**Extracted records**
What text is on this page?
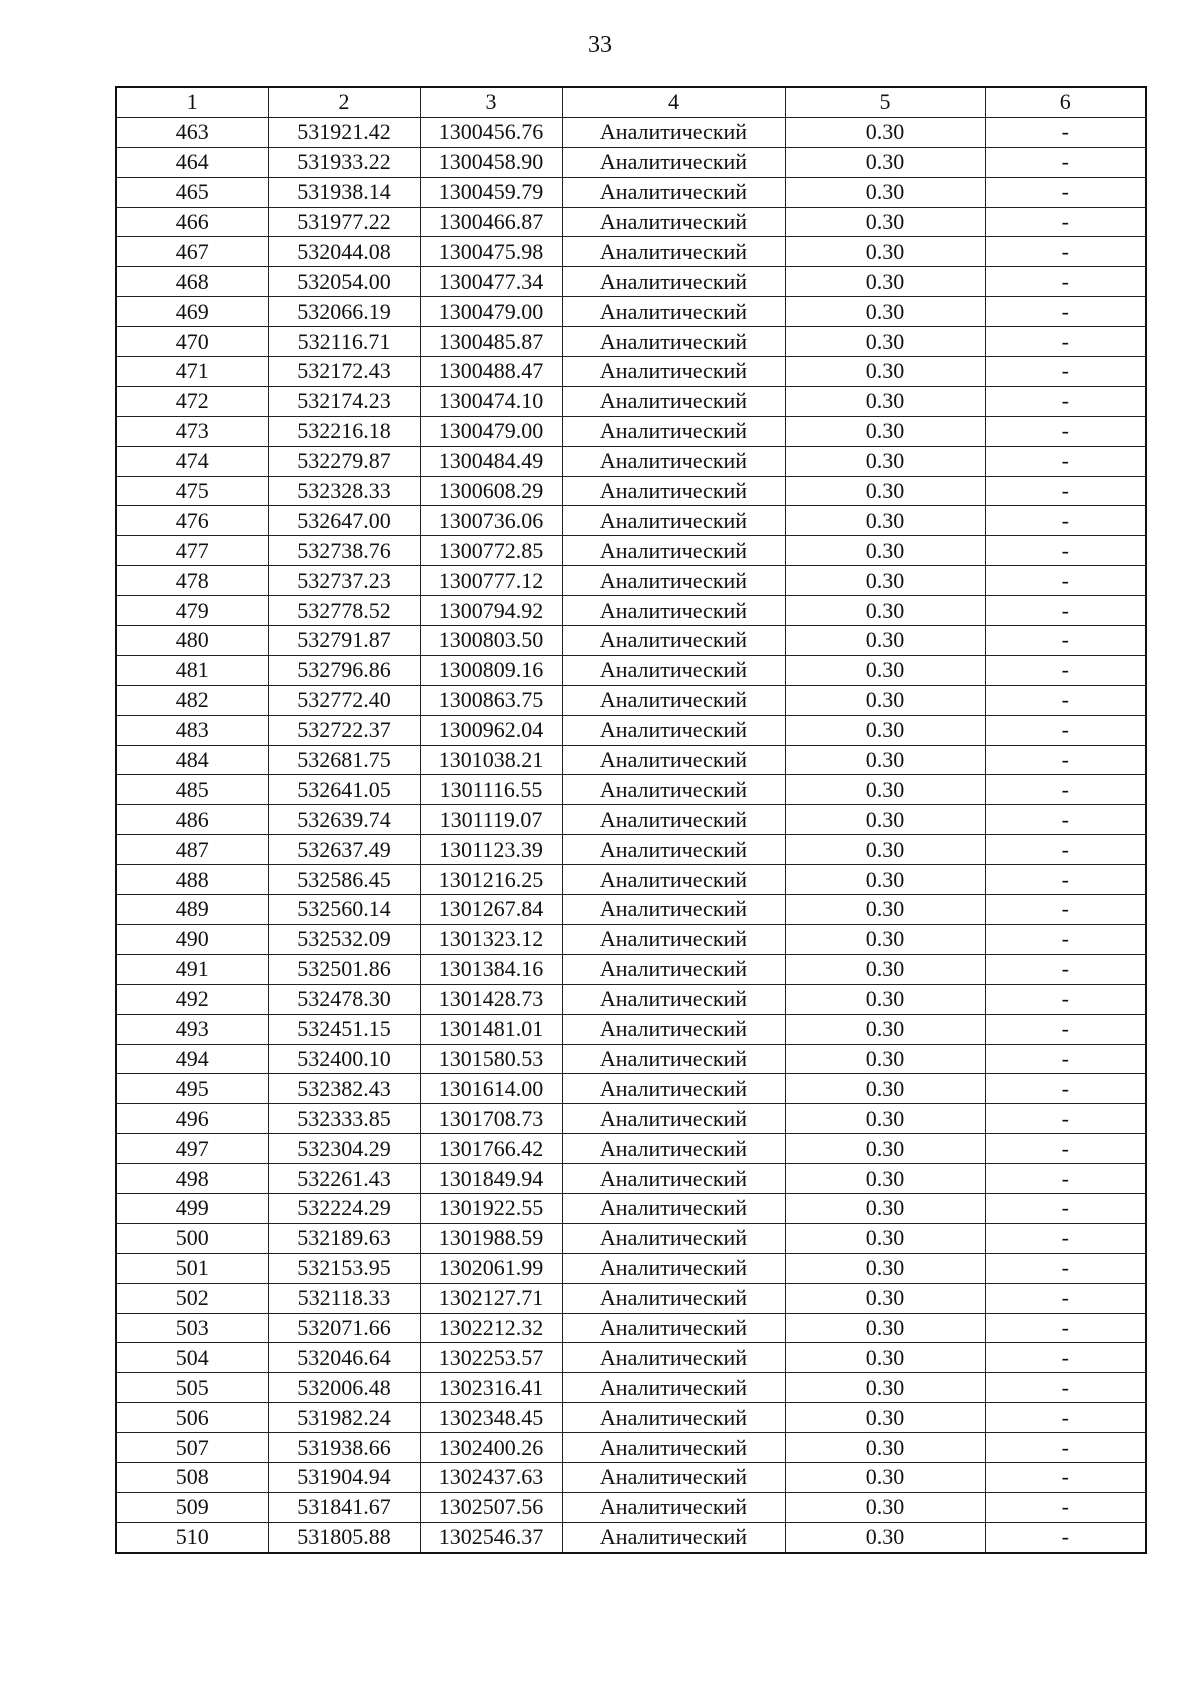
33
1	2	3	4	5	6
463	531921.42	1300456.76	Аналитический	0.30	-
464	531933.22	1300458.90	Аналитический	0.30	-
465	531938.14	1300459.79	Аналитический	0.30	-
466	531977.22	1300466.87	Аналитический	0.30	-
467	532044.08	1300475.98	Аналитический	0.30	-
468	532054.00	1300477.34	Аналитический	0.30	-
469	532066.19	1300479.00	Аналитический	0.30	-
470	532116.71	1300485.87	Аналитический	0.30	-
471	532172.43	1300488.47	Аналитический	0.30	-
472	532174.23	1300474.10	Аналитический	0.30	-
473	532216.18	1300479.00	Аналитический	0.30	-
474	532279.87	1300484.49	Аналитический	0.30	-
475	532328.33	1300608.29	Аналитический	0.30	-
476	532647.00	1300736.06	Аналитический	0.30	-
477	532738.76	1300772.85	Аналитический	0.30	-
478	532737.23	1300777.12	Аналитический	0.30	-
479	532778.52	1300794.92	Аналитический	0.30	-
480	532791.87	1300803.50	Аналитический	0.30	-
481	532796.86	1300809.16	Аналитический	0.30	-
482	532772.40	1300863.75	Аналитический	0.30	-
483	532722.37	1300962.04	Аналитический	0.30	-
484	532681.75	1301038.21	Аналитический	0.30	-
485	532641.05	1301116.55	Аналитический	0.30	-
486	532639.74	1301119.07	Аналитический	0.30	-
487	532637.49	1301123.39	Аналитический	0.30	-
488	532586.45	1301216.25	Аналитический	0.30	-
489	532560.14	1301267.84	Аналитический	0.30	-
490	532532.09	1301323.12	Аналитический	0.30	-
491	532501.86	1301384.16	Аналитический	0.30	-
492	532478.30	1301428.73	Аналитический	0.30	-
493	532451.15	1301481.01	Аналитический	0.30	-
494	532400.10	1301580.53	Аналитический	0.30	-
495	532382.43	1301614.00	Аналитический	0.30	-
496	532333.85	1301708.73	Аналитический	0.30	-
497	532304.29	1301766.42	Аналитический	0.30	-
498	532261.43	1301849.94	Аналитический	0.30	-
499	532224.29	1301922.55	Аналитический	0.30	-
500	532189.63	1301988.59	Аналитический	0.30	-
501	532153.95	1302061.99	Аналитический	0.30	-
502	532118.33	1302127.71	Аналитический	0.30	-
503	532071.66	1302212.32	Аналитический	0.30	-
504	532046.64	1302253.57	Аналитический	0.30	-
505	532006.48	1302316.41	Аналитический	0.30	-
506	531982.24	1302348.45	Аналитический	0.30	-
507	531938.66	1302400.26	Аналитический	0.30	-
508	531904.94	1302437.63	Аналитический	0.30	-
509	531841.67	1302507.56	Аналитический	0.30	-
510	531805.88	1302546.37	Аналитический	0.30	-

**Required task**
Reproduce every entry word for word, but omit the pictures.

**Task result**
What text is on this page?
33
1	2	3	4	5	6
463	531921.42	1300456.76	Аналитический	0.30	-
464	531933.22	1300458.90	Аналитический	0.30	-
465	531938.14	1300459.79	Аналитический	0.30	-
466	531977.22	1300466.87	Аналитический	0.30	-
467	532044.08	1300475.98	Аналитический	0.30	-
468	532054.00	1300477.34	Аналитический	0.30	-
469	532066.19	1300479.00	Аналитический	0.30	-
470	532116.71	1300485.87	Аналитический	0.30	-
471	532172.43	1300488.47	Аналитический	0.30	-
472	532174.23	1300474.10	Аналитический	0.30	-
473	532216.18	1300479.00	Аналитический	0.30	-
474	532279.87	1300484.49	Аналитический	0.30	-
475	532328.33	1300608.29	Аналитический	0.30	-
476	532647.00	1300736.06	Аналитический	0.30	-
477	532738.76	1300772.85	Аналитический	0.30	-
478	532737.23	1300777.12	Аналитический	0.30	-
479	532778.52	1300794.92	Аналитический	0.30	-
480	532791.87	1300803.50	Аналитический	0.30	-
481	532796.86	1300809.16	Аналитический	0.30	-
482	532772.40	1300863.75	Аналитический	0.30	-
483	532722.37	1300962.04	Аналитический	0.30	-
484	532681.75	1301038.21	Аналитический	0.30	-
485	532641.05	1301116.55	Аналитический	0.30	-
486	532639.74	1301119.07	Аналитический	0.30	-
487	532637.49	1301123.39	Аналитический	0.30	-
488	532586.45	1301216.25	Аналитический	0.30	-
489	532560.14	1301267.84	Аналитический	0.30	-
490	532532.09	1301323.12	Аналитический	0.30	-
491	532501.86	1301384.16	Аналитический	0.30	-
492	532478.30	1301428.73	Аналитический	0.30	-
493	532451.15	1301481.01	Аналитический	0.30	-
494	532400.10	1301580.53	Аналитический	0.30	-
495	532382.43	1301614.00	Аналитический	0.30	-
496	532333.85	1301708.73	Аналитический	0.30	-
497	532304.29	1301766.42	Аналитический	0.30	-
498	532261.43	1301849.94	Аналитический	0.30	-
499	532224.29	1301922.55	Аналитический	0.30	-
500	532189.63	1301988.59	Аналитический	0.30	-
501	532153.95	1302061.99	Аналитический	0.30	-
502	532118.33	1302127.71	Аналитический	0.30	-
503	532071.66	1302212.32	Аналитический	0.30	-
504	532046.64	1302253.57	Аналитический	0.30	-
505	532006.48	1302316.41	Аналитический	0.30	-
506	531982.24	1302348.45	Аналитический	0.30	-
507	531938.66	1302400.26	Аналитический	0.30	-
508	531904.94	1302437.63	Аналитический	0.30	-
509	531841.67	1302507.56	Аналитический	0.30	-
510	531805.88	1302546.37	Аналитический	0.30	-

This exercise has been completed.